* START *
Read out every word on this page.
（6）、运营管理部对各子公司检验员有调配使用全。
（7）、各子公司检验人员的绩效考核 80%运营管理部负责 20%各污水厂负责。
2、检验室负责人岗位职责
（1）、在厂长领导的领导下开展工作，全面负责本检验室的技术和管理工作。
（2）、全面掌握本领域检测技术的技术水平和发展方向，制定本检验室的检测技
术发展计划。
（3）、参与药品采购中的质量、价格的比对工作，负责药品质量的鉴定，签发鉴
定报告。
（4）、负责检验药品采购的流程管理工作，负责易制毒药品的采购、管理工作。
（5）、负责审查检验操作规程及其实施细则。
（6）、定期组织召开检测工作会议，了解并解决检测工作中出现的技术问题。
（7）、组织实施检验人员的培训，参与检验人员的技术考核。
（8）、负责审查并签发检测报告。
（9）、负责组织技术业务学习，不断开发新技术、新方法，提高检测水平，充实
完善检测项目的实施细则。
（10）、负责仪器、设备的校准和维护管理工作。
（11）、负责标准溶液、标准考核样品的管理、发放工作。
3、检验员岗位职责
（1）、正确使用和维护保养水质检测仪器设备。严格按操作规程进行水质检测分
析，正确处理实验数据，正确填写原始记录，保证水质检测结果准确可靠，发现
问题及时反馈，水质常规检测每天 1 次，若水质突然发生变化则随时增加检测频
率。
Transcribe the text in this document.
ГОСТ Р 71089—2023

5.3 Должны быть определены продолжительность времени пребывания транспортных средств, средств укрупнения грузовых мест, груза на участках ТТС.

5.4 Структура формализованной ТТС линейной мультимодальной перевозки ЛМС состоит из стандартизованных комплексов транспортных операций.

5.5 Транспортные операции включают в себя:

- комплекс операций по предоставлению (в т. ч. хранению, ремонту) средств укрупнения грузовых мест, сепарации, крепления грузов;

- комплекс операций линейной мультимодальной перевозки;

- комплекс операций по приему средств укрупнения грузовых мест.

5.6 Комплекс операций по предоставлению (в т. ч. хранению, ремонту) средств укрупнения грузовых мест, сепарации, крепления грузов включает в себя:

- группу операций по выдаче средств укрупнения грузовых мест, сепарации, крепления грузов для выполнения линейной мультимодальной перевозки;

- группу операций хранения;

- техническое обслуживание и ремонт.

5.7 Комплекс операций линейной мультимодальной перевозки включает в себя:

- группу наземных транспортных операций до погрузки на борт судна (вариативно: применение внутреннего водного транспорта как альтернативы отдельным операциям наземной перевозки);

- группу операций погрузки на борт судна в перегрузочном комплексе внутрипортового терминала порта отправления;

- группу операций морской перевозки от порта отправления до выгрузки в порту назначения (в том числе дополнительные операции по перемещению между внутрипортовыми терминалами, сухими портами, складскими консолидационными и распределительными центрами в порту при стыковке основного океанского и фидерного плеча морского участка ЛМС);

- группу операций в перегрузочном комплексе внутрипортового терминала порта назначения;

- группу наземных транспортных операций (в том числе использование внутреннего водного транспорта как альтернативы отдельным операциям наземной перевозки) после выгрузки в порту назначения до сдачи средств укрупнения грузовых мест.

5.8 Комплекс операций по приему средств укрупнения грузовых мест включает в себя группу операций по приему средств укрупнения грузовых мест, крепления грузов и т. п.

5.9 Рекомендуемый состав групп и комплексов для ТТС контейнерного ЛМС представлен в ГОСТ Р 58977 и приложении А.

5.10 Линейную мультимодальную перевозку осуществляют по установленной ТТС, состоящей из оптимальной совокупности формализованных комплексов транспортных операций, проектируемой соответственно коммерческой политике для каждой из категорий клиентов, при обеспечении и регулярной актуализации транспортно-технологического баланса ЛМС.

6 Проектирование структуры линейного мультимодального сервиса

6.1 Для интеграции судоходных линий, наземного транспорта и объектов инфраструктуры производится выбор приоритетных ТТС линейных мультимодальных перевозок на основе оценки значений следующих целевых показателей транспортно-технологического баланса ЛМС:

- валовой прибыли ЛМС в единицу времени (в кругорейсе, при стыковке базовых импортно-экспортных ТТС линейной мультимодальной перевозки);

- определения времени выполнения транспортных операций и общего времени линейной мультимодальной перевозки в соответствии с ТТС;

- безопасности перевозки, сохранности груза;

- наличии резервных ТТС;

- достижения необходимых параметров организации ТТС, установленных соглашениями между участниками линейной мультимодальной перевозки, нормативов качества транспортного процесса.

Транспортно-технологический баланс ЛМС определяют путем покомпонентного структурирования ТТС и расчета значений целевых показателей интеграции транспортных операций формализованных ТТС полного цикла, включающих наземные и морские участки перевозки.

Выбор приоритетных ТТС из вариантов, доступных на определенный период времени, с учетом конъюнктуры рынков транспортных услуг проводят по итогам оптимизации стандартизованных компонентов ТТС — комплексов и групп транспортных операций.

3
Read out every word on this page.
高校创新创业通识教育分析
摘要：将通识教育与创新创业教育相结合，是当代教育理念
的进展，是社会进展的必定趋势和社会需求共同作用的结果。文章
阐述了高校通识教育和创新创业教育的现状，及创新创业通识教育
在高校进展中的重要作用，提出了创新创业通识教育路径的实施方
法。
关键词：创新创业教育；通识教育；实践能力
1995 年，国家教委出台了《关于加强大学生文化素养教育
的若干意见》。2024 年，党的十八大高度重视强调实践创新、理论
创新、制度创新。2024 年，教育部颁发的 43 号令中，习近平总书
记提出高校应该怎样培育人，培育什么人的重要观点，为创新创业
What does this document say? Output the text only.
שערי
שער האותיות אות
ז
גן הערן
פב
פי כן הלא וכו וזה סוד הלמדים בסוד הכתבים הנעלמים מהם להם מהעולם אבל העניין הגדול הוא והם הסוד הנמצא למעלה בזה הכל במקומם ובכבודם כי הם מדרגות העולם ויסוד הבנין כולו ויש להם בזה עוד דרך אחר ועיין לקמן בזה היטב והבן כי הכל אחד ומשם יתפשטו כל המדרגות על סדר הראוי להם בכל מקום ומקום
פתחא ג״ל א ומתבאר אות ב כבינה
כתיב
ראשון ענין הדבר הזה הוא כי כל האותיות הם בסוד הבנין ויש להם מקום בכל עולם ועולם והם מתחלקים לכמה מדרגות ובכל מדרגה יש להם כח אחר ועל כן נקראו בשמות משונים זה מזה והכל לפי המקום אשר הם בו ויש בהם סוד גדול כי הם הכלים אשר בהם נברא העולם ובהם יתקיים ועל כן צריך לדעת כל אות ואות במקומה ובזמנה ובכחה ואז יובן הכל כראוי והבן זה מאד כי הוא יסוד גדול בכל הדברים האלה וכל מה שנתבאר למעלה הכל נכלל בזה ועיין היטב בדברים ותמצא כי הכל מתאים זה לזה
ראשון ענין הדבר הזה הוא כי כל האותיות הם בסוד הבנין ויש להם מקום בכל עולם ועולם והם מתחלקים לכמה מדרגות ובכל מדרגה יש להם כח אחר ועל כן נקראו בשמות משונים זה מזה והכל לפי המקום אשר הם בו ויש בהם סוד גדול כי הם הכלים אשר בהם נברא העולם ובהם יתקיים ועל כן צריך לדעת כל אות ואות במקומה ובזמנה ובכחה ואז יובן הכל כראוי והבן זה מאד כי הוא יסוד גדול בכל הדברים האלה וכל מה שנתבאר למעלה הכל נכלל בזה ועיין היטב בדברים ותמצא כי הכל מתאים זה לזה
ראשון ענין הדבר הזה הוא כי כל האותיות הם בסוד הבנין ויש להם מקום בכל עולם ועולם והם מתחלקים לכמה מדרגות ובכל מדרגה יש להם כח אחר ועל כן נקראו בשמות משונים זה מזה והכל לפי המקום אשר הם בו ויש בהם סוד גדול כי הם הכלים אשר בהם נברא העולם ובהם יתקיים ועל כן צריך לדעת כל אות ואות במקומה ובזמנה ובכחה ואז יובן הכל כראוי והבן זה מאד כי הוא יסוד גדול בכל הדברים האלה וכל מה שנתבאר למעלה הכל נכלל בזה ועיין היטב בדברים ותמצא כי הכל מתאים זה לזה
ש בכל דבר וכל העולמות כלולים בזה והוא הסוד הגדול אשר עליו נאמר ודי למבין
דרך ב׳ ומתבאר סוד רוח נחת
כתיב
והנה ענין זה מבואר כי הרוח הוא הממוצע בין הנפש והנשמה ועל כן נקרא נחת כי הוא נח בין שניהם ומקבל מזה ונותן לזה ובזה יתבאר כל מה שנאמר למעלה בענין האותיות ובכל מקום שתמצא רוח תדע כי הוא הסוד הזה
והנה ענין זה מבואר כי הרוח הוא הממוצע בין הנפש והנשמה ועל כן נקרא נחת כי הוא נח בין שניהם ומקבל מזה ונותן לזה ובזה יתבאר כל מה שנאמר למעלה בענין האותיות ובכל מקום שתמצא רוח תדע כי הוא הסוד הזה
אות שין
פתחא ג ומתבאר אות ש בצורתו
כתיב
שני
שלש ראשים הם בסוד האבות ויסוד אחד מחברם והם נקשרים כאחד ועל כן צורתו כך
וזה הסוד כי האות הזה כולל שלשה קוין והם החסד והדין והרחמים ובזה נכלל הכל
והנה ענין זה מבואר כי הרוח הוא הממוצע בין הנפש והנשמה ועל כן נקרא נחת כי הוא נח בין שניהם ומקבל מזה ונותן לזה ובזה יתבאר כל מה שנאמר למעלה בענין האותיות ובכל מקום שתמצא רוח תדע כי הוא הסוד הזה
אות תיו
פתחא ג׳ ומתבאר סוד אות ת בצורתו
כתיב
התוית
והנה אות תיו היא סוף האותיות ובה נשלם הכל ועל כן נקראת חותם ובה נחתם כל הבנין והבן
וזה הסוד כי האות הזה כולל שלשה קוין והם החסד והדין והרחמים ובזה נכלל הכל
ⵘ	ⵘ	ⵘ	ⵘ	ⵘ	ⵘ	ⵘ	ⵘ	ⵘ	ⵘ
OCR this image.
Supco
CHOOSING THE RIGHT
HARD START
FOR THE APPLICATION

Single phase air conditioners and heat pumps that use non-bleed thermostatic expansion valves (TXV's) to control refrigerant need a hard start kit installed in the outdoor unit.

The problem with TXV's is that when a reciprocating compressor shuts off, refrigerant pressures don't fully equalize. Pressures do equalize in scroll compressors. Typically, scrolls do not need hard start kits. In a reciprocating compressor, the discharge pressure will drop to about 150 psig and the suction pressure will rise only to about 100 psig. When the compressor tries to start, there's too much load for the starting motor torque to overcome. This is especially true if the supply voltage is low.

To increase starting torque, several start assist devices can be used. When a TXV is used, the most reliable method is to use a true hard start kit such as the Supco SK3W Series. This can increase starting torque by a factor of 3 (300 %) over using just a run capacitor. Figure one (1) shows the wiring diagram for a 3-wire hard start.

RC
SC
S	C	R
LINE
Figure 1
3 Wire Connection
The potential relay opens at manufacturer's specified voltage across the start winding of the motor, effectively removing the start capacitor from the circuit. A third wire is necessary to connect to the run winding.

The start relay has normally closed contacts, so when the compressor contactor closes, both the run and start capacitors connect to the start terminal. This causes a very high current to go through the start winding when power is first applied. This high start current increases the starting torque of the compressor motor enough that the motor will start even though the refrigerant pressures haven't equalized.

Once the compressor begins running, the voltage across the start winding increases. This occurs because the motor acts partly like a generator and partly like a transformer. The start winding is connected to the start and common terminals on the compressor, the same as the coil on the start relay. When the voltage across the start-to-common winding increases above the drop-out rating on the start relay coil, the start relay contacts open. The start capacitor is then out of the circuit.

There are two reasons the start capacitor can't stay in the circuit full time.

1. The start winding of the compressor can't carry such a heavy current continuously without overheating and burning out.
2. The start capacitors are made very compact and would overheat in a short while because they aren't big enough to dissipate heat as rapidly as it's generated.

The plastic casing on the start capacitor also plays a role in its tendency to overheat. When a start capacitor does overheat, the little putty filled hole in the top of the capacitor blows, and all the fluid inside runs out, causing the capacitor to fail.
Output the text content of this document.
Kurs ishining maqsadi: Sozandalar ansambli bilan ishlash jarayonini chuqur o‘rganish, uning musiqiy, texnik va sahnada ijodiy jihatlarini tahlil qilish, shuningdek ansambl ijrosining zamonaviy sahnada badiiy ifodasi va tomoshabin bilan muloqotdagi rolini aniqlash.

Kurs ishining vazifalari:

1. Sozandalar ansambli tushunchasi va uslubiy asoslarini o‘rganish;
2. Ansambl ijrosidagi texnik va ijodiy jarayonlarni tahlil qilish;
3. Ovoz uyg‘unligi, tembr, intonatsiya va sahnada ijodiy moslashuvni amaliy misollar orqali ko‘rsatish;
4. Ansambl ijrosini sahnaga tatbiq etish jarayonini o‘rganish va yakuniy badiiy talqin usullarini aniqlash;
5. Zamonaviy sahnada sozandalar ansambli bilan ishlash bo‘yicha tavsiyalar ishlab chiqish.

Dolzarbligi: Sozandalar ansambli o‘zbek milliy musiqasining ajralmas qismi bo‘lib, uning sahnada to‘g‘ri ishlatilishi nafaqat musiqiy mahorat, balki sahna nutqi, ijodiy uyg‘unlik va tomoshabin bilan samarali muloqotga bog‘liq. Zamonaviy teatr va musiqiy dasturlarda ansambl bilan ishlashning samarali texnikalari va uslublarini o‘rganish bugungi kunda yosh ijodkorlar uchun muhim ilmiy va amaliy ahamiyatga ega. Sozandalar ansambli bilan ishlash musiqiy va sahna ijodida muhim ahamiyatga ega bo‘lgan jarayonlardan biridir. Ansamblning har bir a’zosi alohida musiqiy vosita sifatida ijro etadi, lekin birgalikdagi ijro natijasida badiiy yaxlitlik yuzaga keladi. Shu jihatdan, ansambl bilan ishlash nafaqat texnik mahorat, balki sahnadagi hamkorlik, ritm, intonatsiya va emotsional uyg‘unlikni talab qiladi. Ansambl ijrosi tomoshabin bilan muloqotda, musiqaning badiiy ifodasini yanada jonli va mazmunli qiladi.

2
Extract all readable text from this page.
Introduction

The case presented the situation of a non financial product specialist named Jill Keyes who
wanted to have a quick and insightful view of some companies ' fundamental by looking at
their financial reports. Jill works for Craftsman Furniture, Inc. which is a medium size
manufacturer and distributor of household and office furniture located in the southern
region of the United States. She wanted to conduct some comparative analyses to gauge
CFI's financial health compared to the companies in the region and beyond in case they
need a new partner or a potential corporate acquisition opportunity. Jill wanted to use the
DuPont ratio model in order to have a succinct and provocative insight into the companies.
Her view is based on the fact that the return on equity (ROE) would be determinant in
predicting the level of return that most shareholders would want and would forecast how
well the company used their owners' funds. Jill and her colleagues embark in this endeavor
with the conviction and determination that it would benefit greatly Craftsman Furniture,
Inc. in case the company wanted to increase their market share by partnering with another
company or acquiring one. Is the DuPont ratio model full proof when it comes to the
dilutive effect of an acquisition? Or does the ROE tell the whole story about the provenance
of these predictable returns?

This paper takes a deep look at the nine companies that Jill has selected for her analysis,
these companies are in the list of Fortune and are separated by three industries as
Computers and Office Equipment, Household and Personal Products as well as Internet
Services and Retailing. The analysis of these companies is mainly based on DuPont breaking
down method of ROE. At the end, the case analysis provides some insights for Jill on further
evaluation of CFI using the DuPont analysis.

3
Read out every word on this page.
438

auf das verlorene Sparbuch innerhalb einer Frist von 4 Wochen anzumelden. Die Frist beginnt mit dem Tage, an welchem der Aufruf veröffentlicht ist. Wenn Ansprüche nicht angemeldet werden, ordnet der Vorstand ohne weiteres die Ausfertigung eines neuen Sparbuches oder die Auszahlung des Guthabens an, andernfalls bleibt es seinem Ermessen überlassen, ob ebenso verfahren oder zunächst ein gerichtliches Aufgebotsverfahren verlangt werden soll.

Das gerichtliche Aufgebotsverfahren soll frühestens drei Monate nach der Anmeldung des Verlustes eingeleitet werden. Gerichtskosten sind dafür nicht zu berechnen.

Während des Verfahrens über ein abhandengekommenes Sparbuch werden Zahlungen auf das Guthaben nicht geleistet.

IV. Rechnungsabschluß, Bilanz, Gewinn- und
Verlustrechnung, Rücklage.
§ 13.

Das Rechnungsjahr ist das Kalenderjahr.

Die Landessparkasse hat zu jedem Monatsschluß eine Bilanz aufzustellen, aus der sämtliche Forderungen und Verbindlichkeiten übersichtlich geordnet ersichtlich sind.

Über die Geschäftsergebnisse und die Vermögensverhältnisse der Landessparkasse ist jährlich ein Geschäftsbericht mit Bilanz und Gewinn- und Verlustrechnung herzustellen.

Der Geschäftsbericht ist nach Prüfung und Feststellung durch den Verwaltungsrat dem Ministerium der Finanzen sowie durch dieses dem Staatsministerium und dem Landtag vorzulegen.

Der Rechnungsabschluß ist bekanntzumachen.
* END *
Go through the material above and copy each line that has the word "such".

▶ **Result for this task**:
To increase starting torque, several start assist devices can be used. When a TXV is used, the most reliable method is to use a true hard start kit such as the Supco SK3W Series. This can increase starting torque by a factor of 3 (300 %) over using just a run capacitor. Figure one (1) shows the wiring diagram for a 3-wire hard start.
1. The start winding of the compressor can't carry such a heavy current continuously without overheating and burning out.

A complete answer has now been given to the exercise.